Brief: The entire listing is to be repeated verbatim.

Task inputs:
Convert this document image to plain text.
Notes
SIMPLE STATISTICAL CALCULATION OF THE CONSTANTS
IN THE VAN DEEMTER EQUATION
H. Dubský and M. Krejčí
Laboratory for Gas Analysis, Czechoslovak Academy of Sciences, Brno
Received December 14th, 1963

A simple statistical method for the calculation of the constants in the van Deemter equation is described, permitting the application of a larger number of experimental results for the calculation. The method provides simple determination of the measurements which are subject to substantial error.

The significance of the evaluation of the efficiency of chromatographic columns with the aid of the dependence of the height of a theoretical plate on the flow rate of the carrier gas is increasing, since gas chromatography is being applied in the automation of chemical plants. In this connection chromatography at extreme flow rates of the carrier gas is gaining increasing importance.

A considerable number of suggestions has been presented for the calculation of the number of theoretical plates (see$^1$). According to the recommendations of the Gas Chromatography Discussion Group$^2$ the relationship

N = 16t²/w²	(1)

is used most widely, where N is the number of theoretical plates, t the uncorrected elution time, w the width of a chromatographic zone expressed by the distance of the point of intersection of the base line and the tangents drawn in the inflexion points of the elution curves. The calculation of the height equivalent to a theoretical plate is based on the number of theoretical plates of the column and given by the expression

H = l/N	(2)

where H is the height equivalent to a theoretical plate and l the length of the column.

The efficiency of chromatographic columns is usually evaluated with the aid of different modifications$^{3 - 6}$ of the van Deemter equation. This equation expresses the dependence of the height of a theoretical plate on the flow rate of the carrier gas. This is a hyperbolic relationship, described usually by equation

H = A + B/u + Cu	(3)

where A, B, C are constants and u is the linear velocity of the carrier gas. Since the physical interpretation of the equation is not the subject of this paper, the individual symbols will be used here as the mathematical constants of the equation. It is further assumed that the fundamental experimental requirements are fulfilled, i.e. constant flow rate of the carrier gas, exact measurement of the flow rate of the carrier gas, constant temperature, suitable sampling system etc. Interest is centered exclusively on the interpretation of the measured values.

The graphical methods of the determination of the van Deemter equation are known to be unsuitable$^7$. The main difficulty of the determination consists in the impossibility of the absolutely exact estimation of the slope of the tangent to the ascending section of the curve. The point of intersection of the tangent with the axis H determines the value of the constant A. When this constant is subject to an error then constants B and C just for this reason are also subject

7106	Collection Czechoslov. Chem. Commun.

Answer to this task:
Convert this document image to plain text.
Notes
SIMPLE STATISTICAL CALCULATION OF THE CONSTANTS
IN THE VAN DEEMTER EQUATION
H. Dubský and M. Krejčí
Laboratory for Gas Analysis, Czechoslovak Academy of Sciences, Brno
Received December 14th, 1963

A simple statistical method for the calculation of the constants in the van Deemter equation is described, permitting the application of a larger number of experimental results for the calculation. The method provides simple determination of the measurements which are subject to substantial error.

The significance of the evaluation of the efficiency of chromatographic columns with the aid of the dependence of the height of a theoretical plate on the flow rate of the carrier gas is increasing, since gas chromatography is being applied in the automation of chemical plants. In this connection chromatography at extreme flow rates of the carrier gas is gaining increasing importance.

A considerable number of suggestions has been presented for the calculation of the number of theoretical plates (see$^1$). According to the recommendations of the Gas Chromatography Discussion Group$^2$ the relationship

N = 16t²/w²	(1)

is used most widely, where N is the number of theoretical plates, t the uncorrected elution time, w the width of a chromatographic zone expressed by the distance of the point of intersection of the base line and the tangents drawn in the inflexion points of the elution curves. The calculation of the height equivalent to a theoretical plate is based on the number of theoretical plates of the column and given by the expression

H = l/N	(2)

where H is the height equivalent to a theoretical plate and l the length of the column.

The efficiency of chromatographic columns is usually evaluated with the aid of different modifications$^{3 - 6}$ of the van Deemter equation. This equation expresses the dependence of the height of a theoretical plate on the flow rate of the carrier gas. This is a hyperbolic relationship, described usually by equation

H = A + B/u + Cu	(3)

where A, B, C are constants and u is the linear velocity of the carrier gas. Since the physical interpretation of the equation is not the subject of this paper, the individual symbols will be used here as the mathematical constants of the equation. It is further assumed that the fundamental experimental requirements are fulfilled, i.e. constant flow rate of the carrier gas, exact measurement of the flow rate of the carrier gas, constant temperature, suitable sampling system etc. Interest is centered exclusively on the interpretation of the measured values.

The graphical methods of the determination of the van Deemter equation are known to be unsuitable$^7$. The main difficulty of the determination consists in the impossibility of the absolutely exact estimation of the slope of the tangent to the ascending section of the curve. The point of intersection of the tangent with the axis H determines the value of the constant A. When this constant is subject to an error then constants B and C just for this reason are also subject

7106	Collection Czechoslov. Chem. Commun.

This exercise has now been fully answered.